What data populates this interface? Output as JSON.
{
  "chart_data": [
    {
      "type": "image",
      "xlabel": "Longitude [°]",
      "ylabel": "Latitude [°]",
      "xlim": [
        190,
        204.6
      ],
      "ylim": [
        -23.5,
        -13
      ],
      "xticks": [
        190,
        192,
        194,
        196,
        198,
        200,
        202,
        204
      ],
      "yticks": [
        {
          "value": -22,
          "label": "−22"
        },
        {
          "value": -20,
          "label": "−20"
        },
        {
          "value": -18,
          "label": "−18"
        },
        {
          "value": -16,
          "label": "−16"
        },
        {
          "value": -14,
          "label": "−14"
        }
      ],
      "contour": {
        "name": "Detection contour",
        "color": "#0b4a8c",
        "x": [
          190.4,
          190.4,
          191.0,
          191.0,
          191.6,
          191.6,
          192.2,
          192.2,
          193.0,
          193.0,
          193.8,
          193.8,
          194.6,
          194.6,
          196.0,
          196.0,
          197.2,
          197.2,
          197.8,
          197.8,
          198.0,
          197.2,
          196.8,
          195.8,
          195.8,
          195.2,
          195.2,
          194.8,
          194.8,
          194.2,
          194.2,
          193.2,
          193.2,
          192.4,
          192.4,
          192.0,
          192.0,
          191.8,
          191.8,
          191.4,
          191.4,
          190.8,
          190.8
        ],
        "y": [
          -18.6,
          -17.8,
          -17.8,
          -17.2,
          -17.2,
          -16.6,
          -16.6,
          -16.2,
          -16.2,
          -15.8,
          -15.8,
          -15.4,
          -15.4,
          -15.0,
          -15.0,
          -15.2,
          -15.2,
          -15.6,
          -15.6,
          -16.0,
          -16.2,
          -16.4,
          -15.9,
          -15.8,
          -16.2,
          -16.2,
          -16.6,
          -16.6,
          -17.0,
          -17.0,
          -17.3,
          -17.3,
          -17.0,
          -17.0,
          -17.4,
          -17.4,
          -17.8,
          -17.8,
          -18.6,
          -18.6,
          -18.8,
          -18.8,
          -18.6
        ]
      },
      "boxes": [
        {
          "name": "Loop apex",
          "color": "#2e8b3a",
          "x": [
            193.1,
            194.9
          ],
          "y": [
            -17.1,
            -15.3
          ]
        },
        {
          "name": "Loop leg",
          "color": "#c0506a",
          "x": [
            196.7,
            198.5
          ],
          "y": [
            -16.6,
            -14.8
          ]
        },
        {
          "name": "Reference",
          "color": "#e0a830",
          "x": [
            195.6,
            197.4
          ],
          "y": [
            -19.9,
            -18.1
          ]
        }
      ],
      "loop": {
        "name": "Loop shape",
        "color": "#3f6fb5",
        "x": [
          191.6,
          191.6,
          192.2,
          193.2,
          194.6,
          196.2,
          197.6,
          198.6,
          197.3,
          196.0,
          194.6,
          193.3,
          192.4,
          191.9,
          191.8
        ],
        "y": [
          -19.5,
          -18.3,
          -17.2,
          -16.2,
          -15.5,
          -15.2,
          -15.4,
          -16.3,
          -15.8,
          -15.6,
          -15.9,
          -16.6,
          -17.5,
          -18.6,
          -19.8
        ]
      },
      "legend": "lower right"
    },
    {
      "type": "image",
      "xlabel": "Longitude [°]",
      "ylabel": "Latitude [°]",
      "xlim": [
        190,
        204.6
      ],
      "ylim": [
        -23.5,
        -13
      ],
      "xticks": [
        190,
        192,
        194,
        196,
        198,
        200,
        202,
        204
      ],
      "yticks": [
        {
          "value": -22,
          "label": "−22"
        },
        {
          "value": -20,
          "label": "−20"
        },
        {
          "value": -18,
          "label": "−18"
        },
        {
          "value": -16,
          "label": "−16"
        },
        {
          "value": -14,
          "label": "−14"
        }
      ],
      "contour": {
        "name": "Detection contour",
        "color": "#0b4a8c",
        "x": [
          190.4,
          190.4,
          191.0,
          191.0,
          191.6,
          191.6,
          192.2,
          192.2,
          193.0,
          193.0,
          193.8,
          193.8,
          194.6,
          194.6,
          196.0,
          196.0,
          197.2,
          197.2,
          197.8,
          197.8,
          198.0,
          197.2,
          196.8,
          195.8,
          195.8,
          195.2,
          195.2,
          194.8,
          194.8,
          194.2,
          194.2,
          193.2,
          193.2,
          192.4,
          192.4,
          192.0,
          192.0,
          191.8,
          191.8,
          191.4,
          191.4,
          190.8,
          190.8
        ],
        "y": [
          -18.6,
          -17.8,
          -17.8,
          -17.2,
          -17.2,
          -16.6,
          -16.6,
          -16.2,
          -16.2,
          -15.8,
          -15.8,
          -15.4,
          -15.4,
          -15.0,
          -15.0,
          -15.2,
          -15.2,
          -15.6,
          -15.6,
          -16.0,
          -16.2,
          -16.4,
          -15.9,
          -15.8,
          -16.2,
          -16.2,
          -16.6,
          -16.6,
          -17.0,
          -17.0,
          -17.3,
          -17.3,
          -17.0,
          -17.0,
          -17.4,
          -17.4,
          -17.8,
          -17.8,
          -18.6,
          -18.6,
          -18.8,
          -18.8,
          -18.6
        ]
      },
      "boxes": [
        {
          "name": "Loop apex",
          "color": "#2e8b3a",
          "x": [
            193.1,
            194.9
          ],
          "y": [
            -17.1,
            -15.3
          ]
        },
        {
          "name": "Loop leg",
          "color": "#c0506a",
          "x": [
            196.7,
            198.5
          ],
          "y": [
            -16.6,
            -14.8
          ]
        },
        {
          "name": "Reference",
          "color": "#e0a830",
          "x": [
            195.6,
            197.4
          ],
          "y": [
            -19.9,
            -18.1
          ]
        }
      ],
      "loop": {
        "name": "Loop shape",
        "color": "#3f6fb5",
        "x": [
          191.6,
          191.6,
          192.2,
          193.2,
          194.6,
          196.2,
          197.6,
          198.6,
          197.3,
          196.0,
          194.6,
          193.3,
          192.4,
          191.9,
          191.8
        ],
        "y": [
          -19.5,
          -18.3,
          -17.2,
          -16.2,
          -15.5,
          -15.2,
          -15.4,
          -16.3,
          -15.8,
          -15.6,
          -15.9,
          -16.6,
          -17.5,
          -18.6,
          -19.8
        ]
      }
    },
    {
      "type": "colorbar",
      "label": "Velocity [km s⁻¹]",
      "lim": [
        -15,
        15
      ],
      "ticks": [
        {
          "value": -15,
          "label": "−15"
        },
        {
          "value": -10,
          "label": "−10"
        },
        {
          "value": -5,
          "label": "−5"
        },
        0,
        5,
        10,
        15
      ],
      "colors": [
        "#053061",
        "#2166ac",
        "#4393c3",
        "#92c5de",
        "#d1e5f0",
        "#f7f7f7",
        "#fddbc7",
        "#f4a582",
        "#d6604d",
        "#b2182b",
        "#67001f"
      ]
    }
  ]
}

Directive
Above are the records; copy all of them exactly.

Correct answer
What data populates this interface? Output as JSON.
{
  "chart_data": [
    {
      "type": "image",
      "xlabel": "Longitude [°]",
      "ylabel": "Latitude [°]",
      "xlim": [
        190,
        204.6
      ],
      "ylim": [
        -23.5,
        -13
      ],
      "xticks": [
        190,
        192,
        194,
        196,
        198,
        200,
        202,
        204
      ],
      "yticks": [
        {
          "value": -22,
          "label": "−22"
        },
        {
          "value": -20,
          "label": "−20"
        },
        {
          "value": -18,
          "label": "−18"
        },
        {
          "value": -16,
          "label": "−16"
        },
        {
          "value": -14,
          "label": "−14"
        }
      ],
      "contour": {
        "name": "Detection contour",
        "color": "#0b4a8c",
        "x": [
          190.4,
          190.4,
          191.0,
          191.0,
          191.6,
          191.6,
          192.2,
          192.2,
          193.0,
          193.0,
          193.8,
          193.8,
          194.6,
          194.6,
          196.0,
          196.0,
          197.2,
          197.2,
          197.8,
          197.8,
          198.0,
          197.2,
          196.8,
          195.8,
          195.8,
          195.2,
          195.2,
          194.8,
          194.8,
          194.2,
          194.2,
          193.2,
          193.2,
          192.4,
          192.4,
          192.0,
          192.0,
          191.8,
          191.8,
          191.4,
          191.4,
          190.8,
          190.8
        ],
        "y": [
          -18.6,
          -17.8,
          -17.8,
          -17.2,
          -17.2,
          -16.6,
          -16.6,
          -16.2,
          -16.2,
          -15.8,
          -15.8,
          -15.4,
          -15.4,
          -15.0,
          -15.0,
          -15.2,
          -15.2,
          -15.6,
          -15.6,
          -16.0,
          -16.2,
          -16.4,
          -15.9,
          -15.8,
          -16.2,
          -16.2,
          -16.6,
          -16.6,
          -17.0,
          -17.0,
          -17.3,
          -17.3,
          -17.0,
          -17.0,
          -17.4,
          -17.4,
          -17.8,
          -17.8,
          -18.6,
          -18.6,
          -18.8,
          -18.8,
          -18.6
        ]
      },
      "boxes": [
        {
          "name": "Loop apex",
          "color": "#2e8b3a",
          "x": [
            193.1,
            194.9
          ],
          "y": [
            -17.1,
            -15.3
          ]
        },
        {
          "name": "Loop leg",
          "color": "#c0506a",
          "x": [
            196.7,
            198.5
          ],
          "y": [
            -16.6,
            -14.8
          ]
        },
        {
          "name": "Reference",
          "color": "#e0a830",
          "x": [
            195.6,
            197.4
          ],
          "y": [
            -19.9,
            -18.1
          ]
        }
      ],
      "loop": {
        "name": "Loop shape",
        "color": "#3f6fb5",
        "x": [
          191.6,
          191.6,
          192.2,
          193.2,
          194.6,
          196.2,
          197.6,
          198.6,
          197.3,
          196.0,
          194.6,
          193.3,
          192.4,
          191.9,
          191.8
        ],
        "y": [
          -19.5,
          -18.3,
          -17.2,
          -16.2,
          -15.5,
          -15.2,
          -15.4,
          -16.3,
          -15.8,
          -15.6,
          -15.9,
          -16.6,
          -17.5,
          -18.6,
          -19.8
        ]
      },
      "legend": "lower right"
    },
    {
      "type": "image",
      "xlabel": "Longitude [°]",
      "ylabel": "Latitude [°]",
      "xlim": [
        190,
        204.6
      ],
      "ylim": [
        -23.5,
        -13
      ],
      "xticks": [
        190,
        192,
        194,
        196,
        198,
        200,
        202,
        204
      ],
      "yticks": [
        {
          "value": -22,
          "label": "−22"
        },
        {
          "value": -20,
          "label": "−20"
        },
        {
          "value": -18,
          "label": "−18"
        },
        {
          "value": -16,
          "label": "−16"
        },
        {
          "value": -14,
          "label": "−14"
        }
      ],
      "contour": {
        "name": "Detection contour",
        "color": "#0b4a8c",
        "x": [
          190.4,
          190.4,
          191.0,
          191.0,
          191.6,
          191.6,
          192.2,
          192.2,
          193.0,
          193.0,
          193.8,
          193.8,
          194.6,
          194.6,
          196.0,
          196.0,
          197.2,
          197.2,
          197.8,
          197.8,
          198.0,
          197.2,
          196.8,
          195.8,
          195.8,
          195.2,
          195.2,
          194.8,
          194.8,
          194.2,
          194.2,
          193.2,
          193.2,
          192.4,
          192.4,
          192.0,
          192.0,
          191.8,
          191.8,
          191.4,
          191.4,
          190.8,
          190.8
        ],
        "y": [
          -18.6,
          -17.8,
          -17.8,
          -17.2,
          -17.2,
          -16.6,
          -16.6,
          -16.2,
          -16.2,
          -15.8,
          -15.8,
          -15.4,
          -15.4,
          -15.0,
          -15.0,
          -15.2,
          -15.2,
          -15.6,
          -15.6,
          -16.0,
          -16.2,
          -16.4,
          -15.9,
          -15.8,
          -16.2,
          -16.2,
          -16.6,
          -16.6,
          -17.0,
          -17.0,
          -17.3,
          -17.3,
          -17.0,
          -17.0,
          -17.4,
          -17.4,
          -17.8,
          -17.8,
          -18.6,
          -18.6,
          -18.8,
          -18.8,
          -18.6
        ]
      },
      "boxes": [
        {
          "name": "Loop apex",
          "color": "#2e8b3a",
          "x": [
            193.1,
            194.9
          ],
          "y": [
            -17.1,
            -15.3
          ]
        },
        {
          "name": "Loop leg",
          "color": "#c0506a",
          "x": [
            196.7,
            198.5
          ],
          "y": [
            -16.6,
            -14.8
          ]
        },
        {
          "name": "Reference",
          "color": "#e0a830",
          "x": [
            195.6,
            197.4
          ],
          "y": [
            -19.9,
            -18.1
          ]
        }
      ],
      "loop": {
        "name": "Loop shape",
        "color": "#3f6fb5",
        "x": [
          191.6,
          191.6,
          192.2,
          193.2,
          194.6,
          196.2,
          197.6,
          198.6,
          197.3,
          196.0,
          194.6,
          193.3,
          192.4,
          191.9,
          191.8
        ],
        "y": [
          -19.5,
          -18.3,
          -17.2,
          -16.2,
          -15.5,
          -15.2,
          -15.4,
          -16.3,
          -15.8,
          -15.6,
          -15.9,
          -16.6,
          -17.5,
          -18.6,
          -19.8
        ]
      }
    },
    {
      "type": "colorbar",
      "label": "Velocity [km s⁻¹]",
      "lim": [
        -15,
        15
      ],
      "ticks": [
        {
          "value": -15,
          "label": "−15"
        },
        {
          "value": -10,
          "label": "−10"
        },
        {
          "value": -5,
          "label": "−5"
        },
        0,
        5,
        10,
        15
      ],
      "colors": [
        "#053061",
        "#2166ac",
        "#4393c3",
        "#92c5de",
        "#d1e5f0",
        "#f7f7f7",
        "#fddbc7",
        "#f4a582",
        "#d6604d",
        "#b2182b",
        "#67001f"
      ]
    }
  ]
}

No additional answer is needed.